■ **Dataset excerpt**:
* Begin *

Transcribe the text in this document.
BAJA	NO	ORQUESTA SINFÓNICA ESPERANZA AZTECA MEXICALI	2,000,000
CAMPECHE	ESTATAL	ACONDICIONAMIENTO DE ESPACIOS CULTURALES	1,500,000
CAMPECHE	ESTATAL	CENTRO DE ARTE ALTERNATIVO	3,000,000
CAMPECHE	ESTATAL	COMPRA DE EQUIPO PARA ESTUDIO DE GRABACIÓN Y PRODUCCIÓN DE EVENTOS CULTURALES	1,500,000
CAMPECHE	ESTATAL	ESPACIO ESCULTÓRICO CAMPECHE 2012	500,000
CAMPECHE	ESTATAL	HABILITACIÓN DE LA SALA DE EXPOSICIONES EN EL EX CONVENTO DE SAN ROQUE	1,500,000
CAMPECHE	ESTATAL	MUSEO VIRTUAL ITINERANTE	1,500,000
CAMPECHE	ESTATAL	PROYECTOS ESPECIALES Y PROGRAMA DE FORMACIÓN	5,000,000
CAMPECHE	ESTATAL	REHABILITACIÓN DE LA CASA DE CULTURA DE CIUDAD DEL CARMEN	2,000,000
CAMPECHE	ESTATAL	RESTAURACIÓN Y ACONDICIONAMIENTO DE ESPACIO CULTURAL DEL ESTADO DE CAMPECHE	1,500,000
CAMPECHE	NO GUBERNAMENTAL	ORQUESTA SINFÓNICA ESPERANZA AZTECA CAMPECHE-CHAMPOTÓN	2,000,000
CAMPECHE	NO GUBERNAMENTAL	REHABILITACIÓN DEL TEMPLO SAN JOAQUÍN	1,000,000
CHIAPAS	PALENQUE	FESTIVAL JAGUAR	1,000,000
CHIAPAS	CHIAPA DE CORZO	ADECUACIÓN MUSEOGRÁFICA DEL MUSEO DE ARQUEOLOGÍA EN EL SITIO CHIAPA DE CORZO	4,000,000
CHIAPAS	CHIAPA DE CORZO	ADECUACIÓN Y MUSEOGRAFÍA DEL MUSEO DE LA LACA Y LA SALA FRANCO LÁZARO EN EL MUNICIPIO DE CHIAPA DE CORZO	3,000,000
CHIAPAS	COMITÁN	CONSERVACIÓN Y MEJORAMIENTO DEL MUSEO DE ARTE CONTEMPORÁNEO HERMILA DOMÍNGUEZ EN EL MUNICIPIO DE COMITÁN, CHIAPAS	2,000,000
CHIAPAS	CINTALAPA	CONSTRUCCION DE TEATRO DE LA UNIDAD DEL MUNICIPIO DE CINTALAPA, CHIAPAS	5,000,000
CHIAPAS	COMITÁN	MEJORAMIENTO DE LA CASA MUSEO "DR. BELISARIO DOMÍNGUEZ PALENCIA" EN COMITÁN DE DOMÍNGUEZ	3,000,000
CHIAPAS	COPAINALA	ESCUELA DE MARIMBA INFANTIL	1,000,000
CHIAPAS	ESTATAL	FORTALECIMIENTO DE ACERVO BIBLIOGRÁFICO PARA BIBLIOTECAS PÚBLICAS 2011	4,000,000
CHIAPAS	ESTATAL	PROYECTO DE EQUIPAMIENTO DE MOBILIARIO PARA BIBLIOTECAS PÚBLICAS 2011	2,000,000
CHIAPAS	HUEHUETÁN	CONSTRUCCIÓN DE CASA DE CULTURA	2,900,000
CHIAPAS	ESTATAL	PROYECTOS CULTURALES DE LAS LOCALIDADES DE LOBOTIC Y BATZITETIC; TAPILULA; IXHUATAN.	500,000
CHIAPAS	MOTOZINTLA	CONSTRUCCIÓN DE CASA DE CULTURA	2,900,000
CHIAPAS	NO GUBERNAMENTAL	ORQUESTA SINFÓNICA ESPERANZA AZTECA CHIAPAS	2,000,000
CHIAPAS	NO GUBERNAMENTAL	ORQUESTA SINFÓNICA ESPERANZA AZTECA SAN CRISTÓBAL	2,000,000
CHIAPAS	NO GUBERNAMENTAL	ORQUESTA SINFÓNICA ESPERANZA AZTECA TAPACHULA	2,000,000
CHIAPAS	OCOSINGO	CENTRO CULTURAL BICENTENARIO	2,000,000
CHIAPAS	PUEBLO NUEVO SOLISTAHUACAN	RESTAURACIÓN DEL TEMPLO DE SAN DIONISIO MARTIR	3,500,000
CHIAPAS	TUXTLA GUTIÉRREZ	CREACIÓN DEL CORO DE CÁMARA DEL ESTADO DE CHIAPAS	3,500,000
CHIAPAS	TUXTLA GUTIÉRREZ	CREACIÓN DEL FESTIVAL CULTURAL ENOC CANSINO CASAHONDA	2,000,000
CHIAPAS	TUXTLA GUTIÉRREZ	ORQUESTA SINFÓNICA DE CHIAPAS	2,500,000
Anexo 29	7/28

* End *

■ **Requirement**: Type out the whole listing above again, exactly as it stands.

■ **Answer in full**:
Transcribe the text in this document.
BAJA	NO	ORQUESTA SINFÓNICA ESPERANZA AZTECA MEXICALI	2,000,000
CAMPECHE	ESTATAL	ACONDICIONAMIENTO DE ESPACIOS CULTURALES	1,500,000
CAMPECHE	ESTATAL	CENTRO DE ARTE ALTERNATIVO	3,000,000
CAMPECHE	ESTATAL	COMPRA DE EQUIPO PARA ESTUDIO DE GRABACIÓN Y PRODUCCIÓN DE EVENTOS CULTURALES	1,500,000
CAMPECHE	ESTATAL	ESPACIO ESCULTÓRICO CAMPECHE 2012	500,000
CAMPECHE	ESTATAL	HABILITACIÓN DE LA SALA DE EXPOSICIONES EN EL EX CONVENTO DE SAN ROQUE	1,500,000
CAMPECHE	ESTATAL	MUSEO VIRTUAL ITINERANTE	1,500,000
CAMPECHE	ESTATAL	PROYECTOS ESPECIALES Y PROGRAMA DE FORMACIÓN	5,000,000
CAMPECHE	ESTATAL	REHABILITACIÓN DE LA CASA DE CULTURA DE CIUDAD DEL CARMEN	2,000,000
CAMPECHE	ESTATAL	RESTAURACIÓN Y ACONDICIONAMIENTO DE ESPACIO CULTURAL DEL ESTADO DE CAMPECHE	1,500,000
CAMPECHE	NO GUBERNAMENTAL	ORQUESTA SINFÓNICA ESPERANZA AZTECA CAMPECHE-CHAMPOTÓN	2,000,000
CAMPECHE	NO GUBERNAMENTAL	REHABILITACIÓN DEL TEMPLO SAN JOAQUÍN	1,000,000
CHIAPAS	PALENQUE	FESTIVAL JAGUAR	1,000,000
CHIAPAS	CHIAPA DE CORZO	ADECUACIÓN MUSEOGRÁFICA DEL MUSEO DE ARQUEOLOGÍA EN EL SITIO CHIAPA DE CORZO	4,000,000
CHIAPAS	CHIAPA DE CORZO	ADECUACIÓN Y MUSEOGRAFÍA DEL MUSEO DE LA LACA Y LA SALA FRANCO LÁZARO EN EL MUNICIPIO DE CHIAPA DE CORZO	3,000,000
CHIAPAS	COMITÁN	CONSERVACIÓN Y MEJORAMIENTO DEL MUSEO DE ARTE CONTEMPORÁNEO HERMILA DOMÍNGUEZ EN EL MUNICIPIO DE COMITÁN, CHIAPAS	2,000,000
CHIAPAS	CINTALAPA	CONSTRUCCION DE TEATRO DE LA UNIDAD DEL MUNICIPIO DE CINTALAPA, CHIAPAS	5,000,000
CHIAPAS	COMITÁN	MEJORAMIENTO DE LA CASA MUSEO "DR. BELISARIO DOMÍNGUEZ PALENCIA" EN COMITÁN DE DOMÍNGUEZ	3,000,000
CHIAPAS	COPAINALA	ESCUELA DE MARIMBA INFANTIL	1,000,000
CHIAPAS	ESTATAL	FORTALECIMIENTO DE ACERVO BIBLIOGRÁFICO PARA BIBLIOTECAS PÚBLICAS 2011	4,000,000
CHIAPAS	ESTATAL	PROYECTO DE EQUIPAMIENTO DE MOBILIARIO PARA BIBLIOTECAS PÚBLICAS 2011	2,000,000
CHIAPAS	HUEHUETÁN	CONSTRUCCIÓN DE CASA DE CULTURA	2,900,000
CHIAPAS	ESTATAL	PROYECTOS CULTURALES DE LAS LOCALIDADES DE LOBOTIC Y BATZITETIC; TAPILULA; IXHUATAN.	500,000
CHIAPAS	MOTOZINTLA	CONSTRUCCIÓN DE CASA DE CULTURA	2,900,000
CHIAPAS	NO GUBERNAMENTAL	ORQUESTA SINFÓNICA ESPERANZA AZTECA CHIAPAS	2,000,000
CHIAPAS	NO GUBERNAMENTAL	ORQUESTA SINFÓNICA ESPERANZA AZTECA SAN CRISTÓBAL	2,000,000
CHIAPAS	NO GUBERNAMENTAL	ORQUESTA SINFÓNICA ESPERANZA AZTECA TAPACHULA	2,000,000
CHIAPAS	OCOSINGO	CENTRO CULTURAL BICENTENARIO	2,000,000
CHIAPAS	PUEBLO NUEVO SOLISTAHUACAN	RESTAURACIÓN DEL TEMPLO DE SAN DIONISIO MARTIR	3,500,000
CHIAPAS	TUXTLA GUTIÉRREZ	CREACIÓN DEL CORO DE CÁMARA DEL ESTADO DE CHIAPAS	3,500,000
CHIAPAS	TUXTLA GUTIÉRREZ	CREACIÓN DEL FESTIVAL CULTURAL ENOC CANSINO CASAHONDA	2,000,000
CHIAPAS	TUXTLA GUTIÉRREZ	ORQUESTA SINFÓNICA DE CHIAPAS	2,500,000
Anexo 29	7/28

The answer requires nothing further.